● **EXERCISE**:
Gather up every line that includes the string "from".
------------
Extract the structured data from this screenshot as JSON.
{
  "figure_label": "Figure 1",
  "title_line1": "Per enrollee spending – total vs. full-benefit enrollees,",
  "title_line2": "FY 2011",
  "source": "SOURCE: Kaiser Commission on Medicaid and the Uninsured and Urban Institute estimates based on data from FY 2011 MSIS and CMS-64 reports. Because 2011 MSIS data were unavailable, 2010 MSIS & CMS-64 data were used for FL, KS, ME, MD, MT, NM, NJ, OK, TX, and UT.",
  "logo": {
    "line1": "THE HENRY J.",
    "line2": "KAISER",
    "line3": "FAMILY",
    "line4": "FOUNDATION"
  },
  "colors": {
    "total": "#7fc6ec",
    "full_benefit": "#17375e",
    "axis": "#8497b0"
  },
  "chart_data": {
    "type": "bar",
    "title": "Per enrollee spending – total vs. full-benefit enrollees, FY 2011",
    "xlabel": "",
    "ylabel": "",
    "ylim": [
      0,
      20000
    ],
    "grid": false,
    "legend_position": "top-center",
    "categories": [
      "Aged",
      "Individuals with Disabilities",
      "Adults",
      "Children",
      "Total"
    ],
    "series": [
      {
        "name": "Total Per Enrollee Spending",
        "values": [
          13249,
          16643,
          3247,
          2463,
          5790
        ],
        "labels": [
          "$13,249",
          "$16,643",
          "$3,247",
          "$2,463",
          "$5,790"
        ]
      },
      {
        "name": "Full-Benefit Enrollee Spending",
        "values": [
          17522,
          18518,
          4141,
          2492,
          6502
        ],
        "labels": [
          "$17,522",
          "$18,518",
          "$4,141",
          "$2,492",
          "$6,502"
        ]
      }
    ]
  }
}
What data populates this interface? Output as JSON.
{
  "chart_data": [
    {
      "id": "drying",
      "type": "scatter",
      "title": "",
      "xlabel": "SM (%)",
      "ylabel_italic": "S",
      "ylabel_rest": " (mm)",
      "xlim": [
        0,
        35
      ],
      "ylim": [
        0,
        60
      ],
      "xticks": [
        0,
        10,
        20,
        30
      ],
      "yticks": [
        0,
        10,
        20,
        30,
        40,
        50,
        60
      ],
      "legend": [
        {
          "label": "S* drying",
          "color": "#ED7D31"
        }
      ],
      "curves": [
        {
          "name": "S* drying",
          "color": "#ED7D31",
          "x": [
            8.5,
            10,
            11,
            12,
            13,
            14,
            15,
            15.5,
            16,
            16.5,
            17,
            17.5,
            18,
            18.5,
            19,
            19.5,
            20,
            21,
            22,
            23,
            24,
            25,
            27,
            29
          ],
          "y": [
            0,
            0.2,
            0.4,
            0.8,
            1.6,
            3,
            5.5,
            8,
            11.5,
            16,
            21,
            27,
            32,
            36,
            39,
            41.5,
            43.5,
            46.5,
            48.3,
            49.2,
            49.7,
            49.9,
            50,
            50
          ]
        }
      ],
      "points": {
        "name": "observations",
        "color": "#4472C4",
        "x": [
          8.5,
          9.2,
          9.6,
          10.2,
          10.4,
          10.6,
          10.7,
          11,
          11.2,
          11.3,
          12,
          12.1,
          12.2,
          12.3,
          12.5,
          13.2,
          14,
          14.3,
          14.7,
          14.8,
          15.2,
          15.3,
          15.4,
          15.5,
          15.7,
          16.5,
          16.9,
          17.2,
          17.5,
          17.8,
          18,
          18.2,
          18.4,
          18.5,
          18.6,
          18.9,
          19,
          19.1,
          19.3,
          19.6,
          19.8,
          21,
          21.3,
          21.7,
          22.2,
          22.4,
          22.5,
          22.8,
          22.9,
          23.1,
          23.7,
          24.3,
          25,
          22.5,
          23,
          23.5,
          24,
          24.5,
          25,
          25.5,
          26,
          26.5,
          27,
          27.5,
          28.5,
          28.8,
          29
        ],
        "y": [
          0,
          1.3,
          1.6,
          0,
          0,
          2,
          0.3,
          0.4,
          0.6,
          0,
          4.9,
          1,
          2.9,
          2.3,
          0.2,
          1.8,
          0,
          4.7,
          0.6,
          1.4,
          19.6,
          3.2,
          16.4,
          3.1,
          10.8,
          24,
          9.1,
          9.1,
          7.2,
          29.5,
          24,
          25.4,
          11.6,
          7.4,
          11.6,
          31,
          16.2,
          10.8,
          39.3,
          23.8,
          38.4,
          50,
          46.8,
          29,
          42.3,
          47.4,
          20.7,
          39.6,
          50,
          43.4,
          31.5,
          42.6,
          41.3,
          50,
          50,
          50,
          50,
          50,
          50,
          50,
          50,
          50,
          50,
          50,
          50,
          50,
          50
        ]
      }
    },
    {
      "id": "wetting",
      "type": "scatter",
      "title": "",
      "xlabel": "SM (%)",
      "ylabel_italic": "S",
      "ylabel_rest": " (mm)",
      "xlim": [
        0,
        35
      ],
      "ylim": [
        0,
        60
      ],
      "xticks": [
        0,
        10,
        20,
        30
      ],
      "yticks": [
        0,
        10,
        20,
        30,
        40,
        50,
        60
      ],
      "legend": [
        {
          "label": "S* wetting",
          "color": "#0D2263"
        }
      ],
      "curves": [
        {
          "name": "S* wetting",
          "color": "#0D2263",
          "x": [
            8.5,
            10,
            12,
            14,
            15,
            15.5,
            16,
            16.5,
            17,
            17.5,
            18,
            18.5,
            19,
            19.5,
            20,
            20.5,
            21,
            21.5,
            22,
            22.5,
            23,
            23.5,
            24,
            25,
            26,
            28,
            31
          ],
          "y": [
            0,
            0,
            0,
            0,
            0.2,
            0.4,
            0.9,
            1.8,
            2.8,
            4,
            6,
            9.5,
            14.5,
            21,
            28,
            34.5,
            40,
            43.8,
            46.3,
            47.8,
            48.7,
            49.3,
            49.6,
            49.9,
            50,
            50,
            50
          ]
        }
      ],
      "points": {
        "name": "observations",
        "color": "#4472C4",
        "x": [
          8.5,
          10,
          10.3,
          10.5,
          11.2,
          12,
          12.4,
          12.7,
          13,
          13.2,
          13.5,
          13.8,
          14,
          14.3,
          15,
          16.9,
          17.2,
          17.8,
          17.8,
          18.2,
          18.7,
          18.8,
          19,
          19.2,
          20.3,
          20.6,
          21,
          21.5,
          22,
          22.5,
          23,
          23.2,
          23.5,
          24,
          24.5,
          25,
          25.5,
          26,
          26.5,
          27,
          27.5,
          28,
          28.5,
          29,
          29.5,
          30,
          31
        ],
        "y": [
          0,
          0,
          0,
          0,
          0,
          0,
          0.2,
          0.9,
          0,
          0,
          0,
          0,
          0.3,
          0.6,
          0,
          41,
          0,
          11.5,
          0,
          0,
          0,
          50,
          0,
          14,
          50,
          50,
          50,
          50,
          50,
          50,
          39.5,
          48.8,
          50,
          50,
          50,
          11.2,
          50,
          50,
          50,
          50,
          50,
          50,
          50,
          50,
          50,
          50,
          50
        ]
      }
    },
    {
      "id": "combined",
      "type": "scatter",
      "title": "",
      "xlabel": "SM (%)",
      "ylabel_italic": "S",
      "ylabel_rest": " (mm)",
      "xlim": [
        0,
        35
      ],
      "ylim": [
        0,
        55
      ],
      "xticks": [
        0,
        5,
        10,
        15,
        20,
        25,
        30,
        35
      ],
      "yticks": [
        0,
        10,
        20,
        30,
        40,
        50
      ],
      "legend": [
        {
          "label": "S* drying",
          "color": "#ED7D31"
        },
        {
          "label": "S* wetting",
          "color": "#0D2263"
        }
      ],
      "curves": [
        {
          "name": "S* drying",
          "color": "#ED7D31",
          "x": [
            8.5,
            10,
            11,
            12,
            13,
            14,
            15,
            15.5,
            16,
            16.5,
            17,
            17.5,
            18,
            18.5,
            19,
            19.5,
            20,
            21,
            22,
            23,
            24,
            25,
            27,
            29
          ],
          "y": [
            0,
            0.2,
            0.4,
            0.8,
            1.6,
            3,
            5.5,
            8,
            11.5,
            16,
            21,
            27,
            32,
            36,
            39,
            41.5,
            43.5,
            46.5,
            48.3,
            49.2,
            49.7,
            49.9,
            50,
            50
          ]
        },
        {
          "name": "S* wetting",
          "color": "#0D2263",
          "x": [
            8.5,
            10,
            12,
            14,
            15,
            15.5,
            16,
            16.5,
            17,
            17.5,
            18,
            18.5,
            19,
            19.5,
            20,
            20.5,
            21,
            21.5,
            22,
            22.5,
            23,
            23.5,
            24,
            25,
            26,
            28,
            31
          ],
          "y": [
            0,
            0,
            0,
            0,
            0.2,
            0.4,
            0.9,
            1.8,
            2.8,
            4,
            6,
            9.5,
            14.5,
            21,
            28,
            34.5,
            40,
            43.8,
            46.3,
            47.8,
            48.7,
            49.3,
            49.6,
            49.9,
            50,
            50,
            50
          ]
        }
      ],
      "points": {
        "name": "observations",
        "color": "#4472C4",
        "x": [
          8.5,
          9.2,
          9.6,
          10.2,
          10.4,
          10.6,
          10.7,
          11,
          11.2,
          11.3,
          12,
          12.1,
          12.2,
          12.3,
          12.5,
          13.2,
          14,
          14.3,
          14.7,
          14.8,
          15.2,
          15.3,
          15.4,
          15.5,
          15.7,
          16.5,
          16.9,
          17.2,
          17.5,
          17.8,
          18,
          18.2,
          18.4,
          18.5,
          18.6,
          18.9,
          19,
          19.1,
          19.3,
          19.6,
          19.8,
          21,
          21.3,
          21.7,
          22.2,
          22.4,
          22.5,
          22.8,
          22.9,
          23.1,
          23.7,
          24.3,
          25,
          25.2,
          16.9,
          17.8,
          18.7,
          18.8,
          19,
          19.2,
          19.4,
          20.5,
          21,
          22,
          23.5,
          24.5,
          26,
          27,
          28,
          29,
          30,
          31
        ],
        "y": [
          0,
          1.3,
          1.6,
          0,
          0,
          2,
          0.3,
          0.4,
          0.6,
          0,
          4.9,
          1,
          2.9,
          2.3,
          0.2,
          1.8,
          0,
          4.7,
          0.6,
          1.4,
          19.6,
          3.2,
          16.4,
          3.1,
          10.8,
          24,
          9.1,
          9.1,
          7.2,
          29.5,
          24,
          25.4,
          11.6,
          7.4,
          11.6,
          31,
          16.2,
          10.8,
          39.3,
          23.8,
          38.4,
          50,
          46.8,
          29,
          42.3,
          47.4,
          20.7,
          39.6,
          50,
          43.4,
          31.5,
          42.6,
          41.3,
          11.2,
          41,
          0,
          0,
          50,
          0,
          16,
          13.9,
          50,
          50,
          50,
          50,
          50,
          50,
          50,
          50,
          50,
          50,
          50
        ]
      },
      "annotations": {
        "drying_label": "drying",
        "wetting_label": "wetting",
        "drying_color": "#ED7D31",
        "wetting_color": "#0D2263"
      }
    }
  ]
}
------------
● **SOLUTION TO THIS PROBLEM**:
Extract the structured data from this screenshot as JSON.
  "source": "SOURCE: Kaiser Commission on Medicaid and the Uninsured and Urban Institute estimates based on data from FY 2011 MSIS and CMS-64 reports. Because 2011 MSIS data were unavailable, 2010 MSIS & CMS-64 data were used for FL, KS, ME, MD, MT, NM, NJ, OK, TX, and UT.",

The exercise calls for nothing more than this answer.